# WRITTEN REQUEST
Beneath this task is a listing; retype all of it exactly.

## begin SOURCE MATERIAL

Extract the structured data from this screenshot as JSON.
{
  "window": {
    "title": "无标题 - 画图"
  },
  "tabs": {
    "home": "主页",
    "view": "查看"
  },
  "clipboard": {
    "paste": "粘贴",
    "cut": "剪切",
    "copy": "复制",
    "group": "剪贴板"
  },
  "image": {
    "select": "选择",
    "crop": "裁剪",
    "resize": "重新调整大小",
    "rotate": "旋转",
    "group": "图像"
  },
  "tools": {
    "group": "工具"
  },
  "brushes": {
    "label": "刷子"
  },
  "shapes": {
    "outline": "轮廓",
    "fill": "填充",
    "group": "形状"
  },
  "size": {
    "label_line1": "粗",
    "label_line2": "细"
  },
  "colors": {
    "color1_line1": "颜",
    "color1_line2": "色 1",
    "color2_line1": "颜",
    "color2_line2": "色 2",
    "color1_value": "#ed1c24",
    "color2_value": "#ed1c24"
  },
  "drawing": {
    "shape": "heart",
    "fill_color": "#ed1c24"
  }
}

## end SOURCE MATERIAL

# RESPONSE TO THE TASK
Extract the structured data from this screenshot as JSON.
{
  "window": {
    "title": "无标题 - 画图"
  },
  "tabs": {
    "home": "主页",
    "view": "查看"
  },
  "clipboard": {
    "paste": "粘贴",
    "cut": "剪切",
    "copy": "复制",
    "group": "剪贴板"
  },
  "image": {
    "select": "选择",
    "crop": "裁剪",
    "resize": "重新调整大小",
    "rotate": "旋转",
    "group": "图像"
  },
  "tools": {
    "group": "工具"
  },
  "brushes": {
    "label": "刷子"
  },
  "shapes": {
    "outline": "轮廓",
    "fill": "填充",
    "group": "形状"
  },
  "size": {
    "label_line1": "粗",
    "label_line2": "细"
  },
  "colors": {
    "color1_line1": "颜",
    "color1_line2": "色 1",
    "color2_line1": "颜",
    "color2_line2": "色 2",
    "color1_value": "#ed1c24",
    "color2_value": "#ed1c24"
  },
  "drawing": {
    "shape": "heart",
    "fill_color": "#ed1c24"
  }
}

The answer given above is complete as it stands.